- **Task brief**:
Reproduce the full listing below unchanged, apart from the pictures.

Collected data
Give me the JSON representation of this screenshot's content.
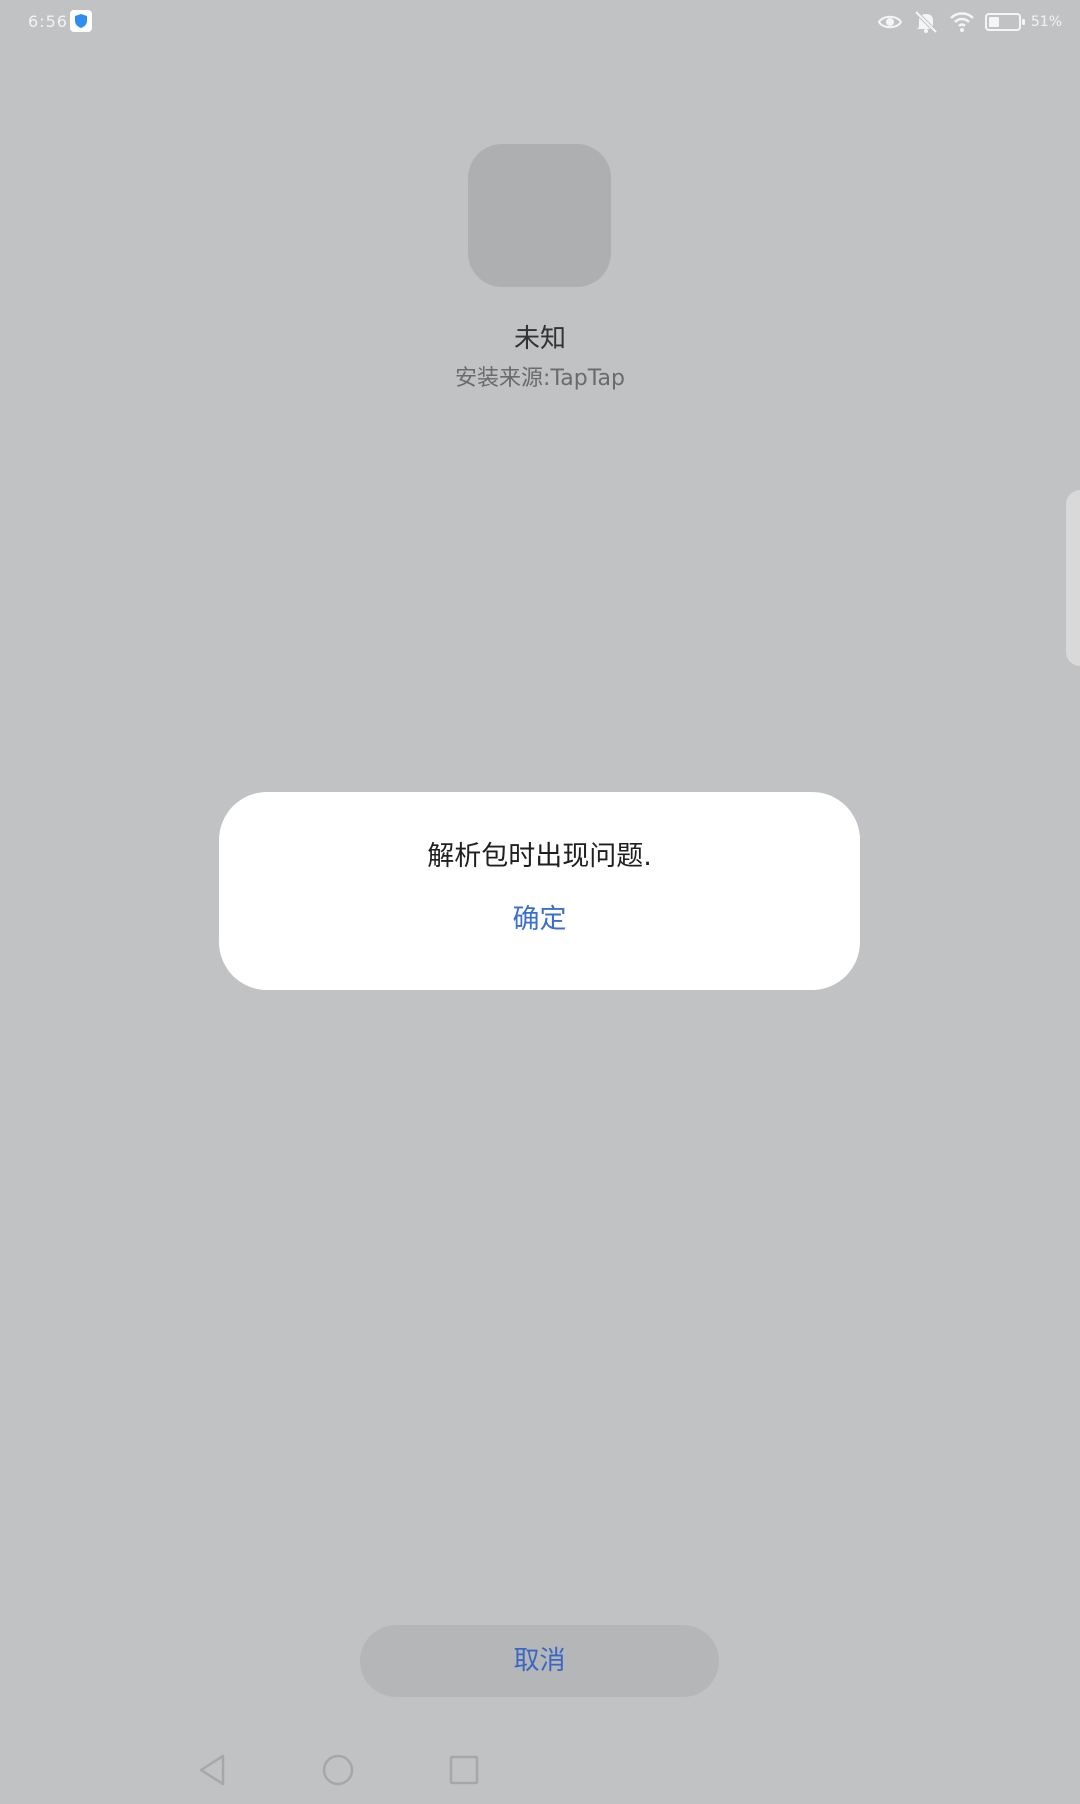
{
  "status_bar": {
    "time": "6:56",
    "battery_text": "51%",
    "battery_level": 0.35,
    "icons": [
      "shield-icon",
      "eye-icon",
      "bell-off-icon",
      "wifi-icon",
      "battery-icon"
    ]
  },
  "app": {
    "name": "未知",
    "install_source": "安装来源:TapTap"
  },
  "dialog": {
    "message": "解析包时出现问题.",
    "confirm_label": "确定"
  },
  "footer": {
    "cancel_label": "取消"
  },
  "nav_bar": {
    "icons": [
      "back-icon",
      "home-icon",
      "recents-icon"
    ]
  },
  "colors": {
    "background": "#c1c2c4",
    "accent": "#3b6fcf",
    "dialog": "#ffffff"
  }
}
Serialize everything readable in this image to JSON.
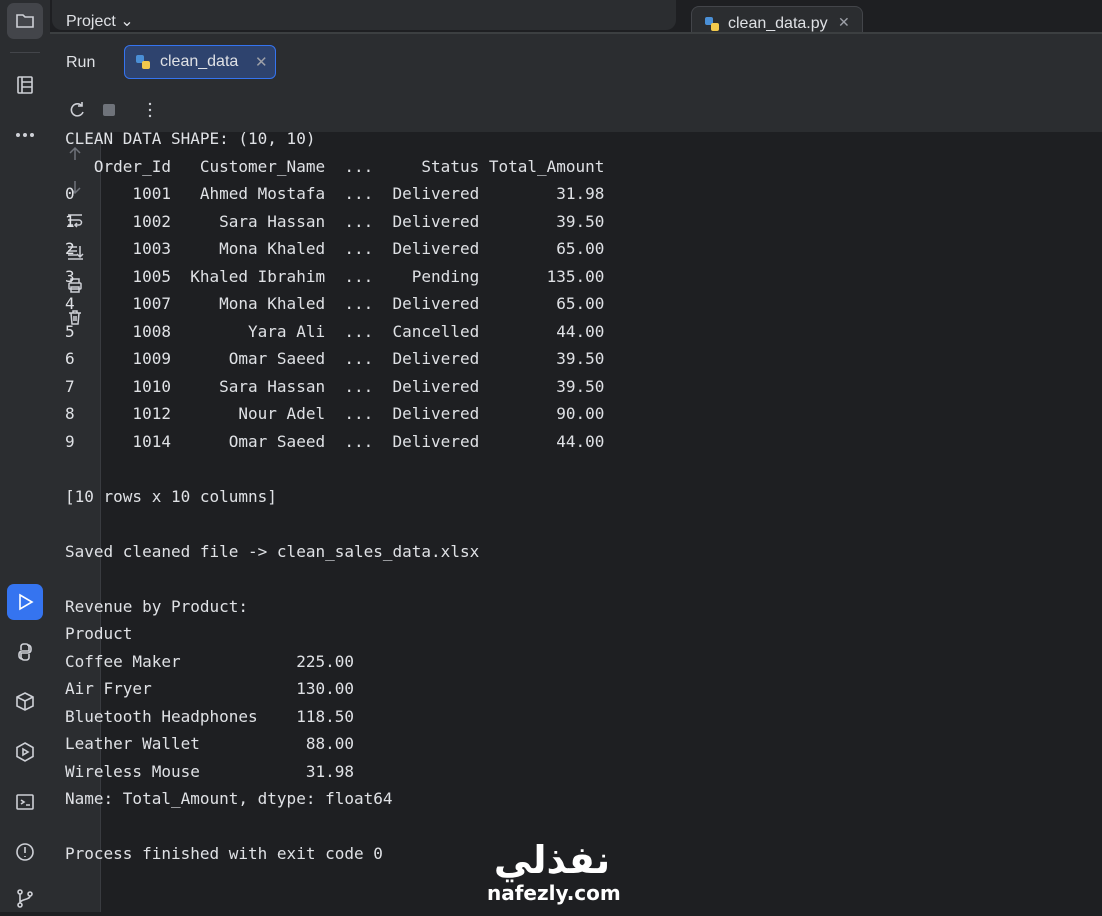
{
  "top": {
    "project_label": "Project ⌄",
    "editor_tab": "clean_data.py"
  },
  "run_window": {
    "title": "Run",
    "tab_label": "clean_data"
  },
  "console_lines": [
    "CLEAN DATA SHAPE: (10, 10)",
    "   Order_Id   Customer_Name  ...     Status Total_Amount",
    "0      1001   Ahmed Mostafa  ...  Delivered        31.98",
    "1      1002     Sara Hassan  ...  Delivered        39.50",
    "2      1003     Mona Khaled  ...  Delivered        65.00",
    "3      1005  Khaled Ibrahim  ...    Pending       135.00",
    "4      1007     Mona Khaled  ...  Delivered        65.00",
    "5      1008        Yara Ali  ...  Cancelled        44.00",
    "6      1009      Omar Saeed  ...  Delivered        39.50",
    "7      1010     Sara Hassan  ...  Delivered        39.50",
    "8      1012       Nour Adel  ...  Delivered        90.00",
    "9      1014      Omar Saeed  ...  Delivered        44.00",
    "",
    "[10 rows x 10 columns]",
    "",
    "Saved cleaned file -> clean_sales_data.xlsx",
    "",
    "Revenue by Product:",
    "Product",
    "Coffee Maker            225.00",
    "Air Fryer               130.00",
    "Bluetooth Headphones    118.50",
    "Leather Wallet           88.00",
    "Wireless Mouse           31.98",
    "Name: Total_Amount, dtype: float64",
    "",
    "Process finished with exit code 0"
  ],
  "watermark": {
    "arabic": "نفذلي",
    "latin": "nafezly.com"
  },
  "colors": {
    "accent": "#3574f0",
    "background": "#1e1f22",
    "panel": "#2b2d30"
  }
}
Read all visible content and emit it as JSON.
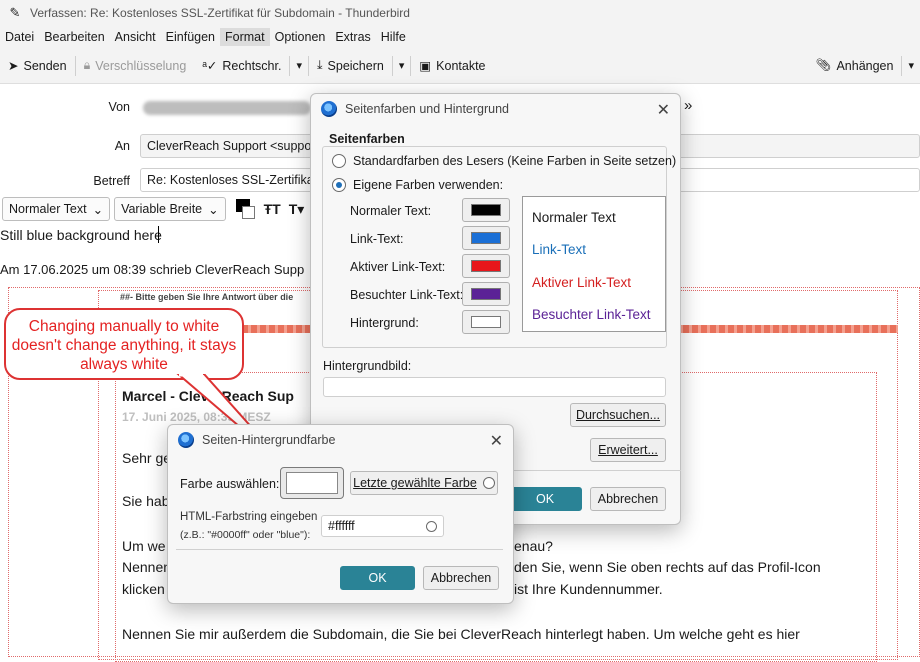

- **Answer to this task**:
Give me the JSON representation of this screenshot's content.
{
  "status_bar": {
    "time": "6:56",
    "battery_text": "51%",
    "battery_level": 0.35,
    "icons": [
      "shield-icon",
      "eye-icon",
      "bell-off-icon",
      "wifi-icon",
      "battery-icon"
    ]
  },
  "app": {
    "name": "未知",
    "install_source": "安装来源:TapTap"
  },
  "dialog": {
    "message": "解析包时出现问题.",
    "confirm_label": "确定"
  },
  "footer": {
    "cancel_label": "取消"
  },
  "nav_bar": {
    "icons": [
      "back-icon",
      "home-icon",
      "recents-icon"
    ]
  },
  "colors": {
    "background": "#c1c2c4",
    "accent": "#3b6fcf",
    "dialog": "#ffffff"
  }
}
Serialize everything readable in this image to JSON.
{
  "top": {
    "project_label": "Project ⌄",
    "editor_tab": "clean_data.py"
  },
  "run_window": {
    "title": "Run",
    "tab_label": "clean_data"
  },
  "console_lines": [
    "CLEAN DATA SHAPE: (10, 10)",
    "   Order_Id   Customer_Name  ...     Status Total_Amount",
    "0      1001   Ahmed Mostafa  ...  Delivered        31.98",
    "1      1002     Sara Hassan  ...  Delivered        39.50",
    "2      1003     Mona Khaled  ...  Delivered        65.00",
    "3      1005  Khaled Ibrahim  ...    Pending       135.00",
    "4      1007     Mona Khaled  ...  Delivered        65.00",
    "5      1008        Yara Ali  ...  Cancelled        44.00",
    "6      1009      Omar Saeed  ...  Delivered        39.50",
    "7      1010     Sara Hassan  ...  Delivered        39.50",
    "8      1012       Nour Adel  ...  Delivered        90.00",
    "9      1014      Omar Saeed  ...  Delivered        44.00",
    "",
    "[10 rows x 10 columns]",
    "",
    "Saved cleaned file -> clean_sales_data.xlsx",
    "",
    "Revenue by Product:",
    "Product",
    "Coffee Maker            225.00",
    "Air Fryer               130.00",
    "Bluetooth Headphones    118.50",
    "Leather Wallet           88.00",
    "Wireless Mouse           31.98",
    "Name: Total_Amount, dtype: float64",
    "",
    "Process finished with exit code 0"
  ],
  "watermark": {
    "arabic": "نفذلي",
    "latin": "nafezly.com"
  },
  "colors": {
    "accent": "#3574f0",
    "background": "#1e1f22",
    "panel": "#2b2d30"
  }
}
Read all visible content and emit it as JSON.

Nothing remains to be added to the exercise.